Aim of the task:
From the childhood summer memories passage below, output everything from "I can remember" down to "our mouths blue.", copied word for word.

Selected passage:
================

I can remember my mom taking us all to the library; I think I even took a watercolor class there for a morning a week one summer, and an embroidery class another summer. I played softball in the Pony League, but was positively abysmal ( I wore glasses and had no depth perception; one traumatic game I got smacked in the nose by a grounder that cracked my glasses in two) and anyway, my mom couldn’t have cared less; Stacie’s mom picked me up and took me there and drove me home. I hated it, though, I only played to hang out with Stacie, and was glad when the season ended mid-July. My older brother was a whiz baseball player though, and routinely made All-Stars. So we would all troop down to the Little League fields and watch the All-Star game and eat red licorice laces and drink raspberry Slush Puppies that turned our mouths blue.

Every so often my dad would be struck with a yen to go down to the shore. Whale Beach, my mother’s preferred spot, was only about an hour east, but you’d have thought we were planning a trip to the moon. Of course we wanted to get an early start but inevitably packing up the cooler full of fried chicken and devilled eggs and orange soda, and finding bathing suits and towels and beach chairs, and packing them and us three kids up in the car took all morning, and so we would get on the road about 11 or noon, my father furious not to have left at eight, before the heat of the day, and my mother loudly complaining about how much she hated the beach. We would spend all afternoon on the beach, my mother reading in her beach chair and bitching the whole time about the heat and the sand and the biting horseflies. My dad would swim with us, lifting us over the waves and teaching us to bodysurf. After our packed meal, we would walk the boardwalk and eat frozen custard with jimmies, and then pile into the car sunburned and full of sand, to sleep the whole way home. My father would carry us into the house one by one, my mother moaning about all the sand in the house and in the beds. For whatever insane reason (we were kids, and therefore dumb?) this was the height of summer fun, and we’d have done it once a week or more if our parents would have.

================

Extracted material:
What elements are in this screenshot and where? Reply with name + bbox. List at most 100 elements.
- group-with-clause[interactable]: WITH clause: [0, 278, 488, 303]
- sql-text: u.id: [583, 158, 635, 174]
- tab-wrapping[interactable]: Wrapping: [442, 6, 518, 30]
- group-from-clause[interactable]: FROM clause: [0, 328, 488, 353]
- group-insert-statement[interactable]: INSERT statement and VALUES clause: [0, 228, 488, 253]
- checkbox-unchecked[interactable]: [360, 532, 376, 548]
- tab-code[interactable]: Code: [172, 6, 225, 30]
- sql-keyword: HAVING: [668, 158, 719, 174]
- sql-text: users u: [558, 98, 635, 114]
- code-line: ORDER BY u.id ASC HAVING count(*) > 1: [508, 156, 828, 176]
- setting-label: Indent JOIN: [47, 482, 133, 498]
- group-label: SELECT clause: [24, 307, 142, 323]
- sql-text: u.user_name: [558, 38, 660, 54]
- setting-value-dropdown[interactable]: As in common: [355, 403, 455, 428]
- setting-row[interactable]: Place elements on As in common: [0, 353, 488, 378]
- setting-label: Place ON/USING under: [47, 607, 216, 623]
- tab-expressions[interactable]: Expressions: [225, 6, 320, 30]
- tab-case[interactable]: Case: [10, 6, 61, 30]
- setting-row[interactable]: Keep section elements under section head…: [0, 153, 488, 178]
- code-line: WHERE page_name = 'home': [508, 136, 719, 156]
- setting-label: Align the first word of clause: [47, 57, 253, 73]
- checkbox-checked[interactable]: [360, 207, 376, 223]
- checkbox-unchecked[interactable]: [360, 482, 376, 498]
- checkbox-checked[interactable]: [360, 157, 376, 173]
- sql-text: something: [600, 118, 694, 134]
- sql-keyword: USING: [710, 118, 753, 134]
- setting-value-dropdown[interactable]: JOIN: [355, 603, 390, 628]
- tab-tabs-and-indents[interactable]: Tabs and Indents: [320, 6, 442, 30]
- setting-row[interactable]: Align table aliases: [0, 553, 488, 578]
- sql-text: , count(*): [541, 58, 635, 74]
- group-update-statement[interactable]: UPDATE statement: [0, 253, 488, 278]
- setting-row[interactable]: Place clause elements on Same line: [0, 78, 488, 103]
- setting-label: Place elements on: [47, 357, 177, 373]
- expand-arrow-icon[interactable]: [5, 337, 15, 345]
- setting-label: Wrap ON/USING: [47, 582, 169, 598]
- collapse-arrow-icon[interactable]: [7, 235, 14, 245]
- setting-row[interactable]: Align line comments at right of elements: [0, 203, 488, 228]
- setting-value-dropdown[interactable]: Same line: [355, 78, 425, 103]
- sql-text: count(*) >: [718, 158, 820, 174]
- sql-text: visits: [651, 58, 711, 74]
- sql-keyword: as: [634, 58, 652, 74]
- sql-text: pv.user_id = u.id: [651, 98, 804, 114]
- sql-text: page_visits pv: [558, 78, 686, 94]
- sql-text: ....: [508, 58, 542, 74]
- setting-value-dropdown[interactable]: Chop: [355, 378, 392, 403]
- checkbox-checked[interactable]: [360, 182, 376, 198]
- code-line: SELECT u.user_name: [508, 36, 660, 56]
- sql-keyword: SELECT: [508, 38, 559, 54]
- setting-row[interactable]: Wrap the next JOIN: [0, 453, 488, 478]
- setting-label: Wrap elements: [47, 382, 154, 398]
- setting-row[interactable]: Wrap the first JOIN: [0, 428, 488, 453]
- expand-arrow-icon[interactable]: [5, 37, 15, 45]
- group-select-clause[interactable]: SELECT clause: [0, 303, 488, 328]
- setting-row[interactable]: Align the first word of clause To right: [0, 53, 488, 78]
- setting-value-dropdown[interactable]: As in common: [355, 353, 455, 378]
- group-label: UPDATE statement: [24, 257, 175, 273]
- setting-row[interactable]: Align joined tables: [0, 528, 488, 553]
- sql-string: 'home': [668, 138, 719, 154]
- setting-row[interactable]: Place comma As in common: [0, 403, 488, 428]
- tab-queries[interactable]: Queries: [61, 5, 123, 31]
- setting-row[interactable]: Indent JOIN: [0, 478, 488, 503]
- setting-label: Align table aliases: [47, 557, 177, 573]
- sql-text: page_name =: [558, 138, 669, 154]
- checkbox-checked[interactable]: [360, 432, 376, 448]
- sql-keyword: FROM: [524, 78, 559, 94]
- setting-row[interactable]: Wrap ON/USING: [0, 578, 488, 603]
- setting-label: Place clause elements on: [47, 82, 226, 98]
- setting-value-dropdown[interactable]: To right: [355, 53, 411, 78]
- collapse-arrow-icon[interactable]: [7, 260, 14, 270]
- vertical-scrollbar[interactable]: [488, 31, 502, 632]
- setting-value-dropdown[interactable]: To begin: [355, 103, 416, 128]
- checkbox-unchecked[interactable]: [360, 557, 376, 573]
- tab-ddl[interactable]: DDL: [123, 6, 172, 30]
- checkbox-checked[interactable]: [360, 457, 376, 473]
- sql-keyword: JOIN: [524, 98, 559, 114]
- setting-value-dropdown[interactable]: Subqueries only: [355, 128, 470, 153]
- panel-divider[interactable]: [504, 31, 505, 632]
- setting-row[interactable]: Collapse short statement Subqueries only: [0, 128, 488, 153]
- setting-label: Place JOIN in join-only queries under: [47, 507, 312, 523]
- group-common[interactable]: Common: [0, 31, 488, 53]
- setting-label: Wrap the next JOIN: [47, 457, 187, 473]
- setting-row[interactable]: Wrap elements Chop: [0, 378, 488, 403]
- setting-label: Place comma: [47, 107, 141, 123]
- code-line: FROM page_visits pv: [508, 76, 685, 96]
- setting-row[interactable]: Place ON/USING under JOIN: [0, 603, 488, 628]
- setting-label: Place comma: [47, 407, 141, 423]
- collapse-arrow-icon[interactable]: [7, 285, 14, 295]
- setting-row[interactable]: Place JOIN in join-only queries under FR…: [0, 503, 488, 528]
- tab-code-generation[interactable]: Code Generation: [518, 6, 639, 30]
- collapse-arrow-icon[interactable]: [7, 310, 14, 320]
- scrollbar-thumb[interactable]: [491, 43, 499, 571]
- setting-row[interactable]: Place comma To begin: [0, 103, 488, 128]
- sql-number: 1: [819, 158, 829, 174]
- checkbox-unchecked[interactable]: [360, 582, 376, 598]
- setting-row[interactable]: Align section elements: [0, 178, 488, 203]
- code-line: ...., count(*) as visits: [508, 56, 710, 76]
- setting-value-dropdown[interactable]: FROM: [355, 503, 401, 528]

================

Solved problem:
I can remember my mom taking us all to the library; I think I even took a watercolor class there for a morning a week one summer, and an embroidery class another summer. I played softball in the Pony League, but was positively abysmal ( I wore glasses and had no depth perception; one traumatic game I got smacked in the nose by a grounder that cracked my glasses in two) and anyway, my mom couldn’t have cared less; Stacie’s mom picked me up and took me there and drove me home. I hated it, though, I only played to hang out with Stacie, and was glad when the season ended mid-July. My older brother was a whiz baseball player though, and routinely made All-Stars. So we would all troop down to the Little League fields and watch the All-Star game and eat red licorice laces and drink raspberry Slush Puppies that turned our mouths blue.